# Start spark session

In [1]:
import pyspark

from pyspark.sql import SparkSession

# Create spark session
spark = SparkSession.builder.appName("Images dimension reduction").getOrCreate()

# Connect to AWS S3 and get resources

In [2]:
import os
import boto3

# Get resources stored in AWS S3 service
s3 = boto3.resource('s3')

In [3]:
# Print all existing buckets names (only one in this case)
for bucket in s3.buckets.all():
    print(bucket.name)

oc-p8-bucket


In [4]:
# Print files present in the bucket 'oc-p8-bucket'
fruits_bucket = s3.Bucket('oc-p8-bucket')
for file in fruits_bucket.objects.all():
    print(file.key)

reduced_fruits/Apple_Braeburn/0_100.jpg
reduced_fruits/Apple_Braeburn/10_100.jpg
reduced_fruits/Apple_Braeburn/1_100.jpg
reduced_fruits/Apple_Braeburn/2_100.jpg
reduced_fruits/Avocado/12_100.jpg
reduced_fruits/Avocado/13_100.jpg
reduced_fruits/Avocado/14_100.jpg
reduced_fruits/Avocado/15_100.jpg
reduced_fruits/Cauliflower/58_100.jpg
reduced_fruits/Cauliflower/61_100.jpg
reduced_fruits/Cauliflower/68_100.jpg
reduced_fruits/Cauliflower/69_100.jpg


# Read images from S3 and process

In [5]:
from PIL import Image
from io import BytesIO
import numpy as np

df_data = [] # list of tuples; each tuple represents one row
for file in fruits_bucket.objects.all():
    obj = fruits_bucket.Object(file.key)
    response = obj.get()
    file_stream = response['Body']
    im = Image.open(file_stream)
    # Convert image to array
    im_arr = np.array(im)
    # Flatten image array
    im_arr_flat = np.ravel(im_arr)
    # Store file key and image flattened array as tuple in list
    df_data.append((file.key, im_arr_flat.tolist()))

In [7]:
# Create spark dataframe from previous list of tuples
df_tuple = spark.createDataFrame(df_data, ["path", "img_array"])
# Show spark dataframe
df_tuple.show(truncate=True)

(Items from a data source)
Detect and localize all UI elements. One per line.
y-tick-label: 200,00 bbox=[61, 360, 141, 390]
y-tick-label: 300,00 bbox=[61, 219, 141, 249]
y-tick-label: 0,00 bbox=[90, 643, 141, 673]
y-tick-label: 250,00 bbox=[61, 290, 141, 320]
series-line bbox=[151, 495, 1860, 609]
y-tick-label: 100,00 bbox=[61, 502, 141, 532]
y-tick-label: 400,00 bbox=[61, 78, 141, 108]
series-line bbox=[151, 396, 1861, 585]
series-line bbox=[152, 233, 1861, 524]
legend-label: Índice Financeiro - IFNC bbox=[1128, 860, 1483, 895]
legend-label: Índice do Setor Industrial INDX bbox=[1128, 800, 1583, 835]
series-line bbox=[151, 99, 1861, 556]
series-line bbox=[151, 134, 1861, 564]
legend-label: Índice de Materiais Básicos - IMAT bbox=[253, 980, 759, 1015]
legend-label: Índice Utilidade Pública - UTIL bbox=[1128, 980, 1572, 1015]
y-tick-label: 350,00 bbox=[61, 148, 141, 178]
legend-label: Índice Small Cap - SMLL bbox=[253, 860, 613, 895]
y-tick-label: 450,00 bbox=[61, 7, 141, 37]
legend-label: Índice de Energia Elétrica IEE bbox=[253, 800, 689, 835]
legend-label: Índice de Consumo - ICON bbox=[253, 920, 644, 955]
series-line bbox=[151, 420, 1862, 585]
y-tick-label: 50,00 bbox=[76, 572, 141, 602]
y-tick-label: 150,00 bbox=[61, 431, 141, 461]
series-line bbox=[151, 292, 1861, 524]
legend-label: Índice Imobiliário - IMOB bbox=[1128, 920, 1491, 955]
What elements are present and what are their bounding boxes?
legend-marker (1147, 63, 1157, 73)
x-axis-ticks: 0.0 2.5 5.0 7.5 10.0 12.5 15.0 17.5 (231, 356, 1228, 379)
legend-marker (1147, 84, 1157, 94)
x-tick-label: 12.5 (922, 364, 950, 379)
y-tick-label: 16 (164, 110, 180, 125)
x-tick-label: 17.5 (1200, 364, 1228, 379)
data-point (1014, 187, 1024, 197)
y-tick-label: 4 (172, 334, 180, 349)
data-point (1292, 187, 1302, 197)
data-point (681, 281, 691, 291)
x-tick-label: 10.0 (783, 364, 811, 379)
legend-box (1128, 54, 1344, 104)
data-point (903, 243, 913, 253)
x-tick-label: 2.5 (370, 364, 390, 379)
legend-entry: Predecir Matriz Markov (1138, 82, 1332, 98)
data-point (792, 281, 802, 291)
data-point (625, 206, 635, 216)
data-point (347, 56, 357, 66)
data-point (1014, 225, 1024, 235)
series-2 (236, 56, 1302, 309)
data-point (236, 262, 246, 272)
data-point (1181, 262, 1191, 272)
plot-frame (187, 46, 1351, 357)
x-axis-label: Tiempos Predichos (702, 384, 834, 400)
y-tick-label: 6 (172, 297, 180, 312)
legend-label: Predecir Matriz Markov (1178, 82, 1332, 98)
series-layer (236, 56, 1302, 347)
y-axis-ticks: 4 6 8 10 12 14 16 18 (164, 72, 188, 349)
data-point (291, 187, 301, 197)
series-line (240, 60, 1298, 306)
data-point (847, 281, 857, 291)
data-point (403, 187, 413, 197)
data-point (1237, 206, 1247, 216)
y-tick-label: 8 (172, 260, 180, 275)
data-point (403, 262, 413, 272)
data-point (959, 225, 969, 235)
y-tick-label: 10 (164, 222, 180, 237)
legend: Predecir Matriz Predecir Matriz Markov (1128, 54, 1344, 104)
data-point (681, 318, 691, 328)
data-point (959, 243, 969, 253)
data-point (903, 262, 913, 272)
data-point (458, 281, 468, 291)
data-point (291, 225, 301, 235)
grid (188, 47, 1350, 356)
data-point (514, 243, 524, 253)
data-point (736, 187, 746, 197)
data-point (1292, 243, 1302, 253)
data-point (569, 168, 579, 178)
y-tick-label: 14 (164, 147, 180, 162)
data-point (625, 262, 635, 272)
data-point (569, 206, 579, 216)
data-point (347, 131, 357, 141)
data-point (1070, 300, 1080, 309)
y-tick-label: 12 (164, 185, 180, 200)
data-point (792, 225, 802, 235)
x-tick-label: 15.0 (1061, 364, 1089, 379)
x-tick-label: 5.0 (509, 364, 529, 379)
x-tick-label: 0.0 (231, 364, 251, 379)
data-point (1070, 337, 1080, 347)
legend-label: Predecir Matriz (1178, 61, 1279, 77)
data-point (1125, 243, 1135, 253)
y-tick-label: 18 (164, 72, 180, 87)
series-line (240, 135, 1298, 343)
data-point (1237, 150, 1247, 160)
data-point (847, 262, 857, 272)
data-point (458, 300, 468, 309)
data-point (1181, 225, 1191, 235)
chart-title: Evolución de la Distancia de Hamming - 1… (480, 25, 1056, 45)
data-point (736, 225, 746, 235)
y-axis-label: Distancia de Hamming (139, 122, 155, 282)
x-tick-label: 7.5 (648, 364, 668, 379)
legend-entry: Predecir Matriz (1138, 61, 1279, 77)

### GOAL
Output everything in the Spark notebook from "# Read images" down to "im = Image.open(file_stream)", copied word for word. Work only from the Spark notebook.

### CORRECT OUTPUT
# Read images from S3 and process

In [5]:
from PIL import Image
from io import BytesIO
import numpy as np

df_data = [] # list of tuples; each tuple represents one row
for file in fruits_bucket.objects.all():
    obj = fruits_bucket.Object(file.key)
    response = obj.get()
    file_stream = response['Body']
    im = Image.open(file_stream)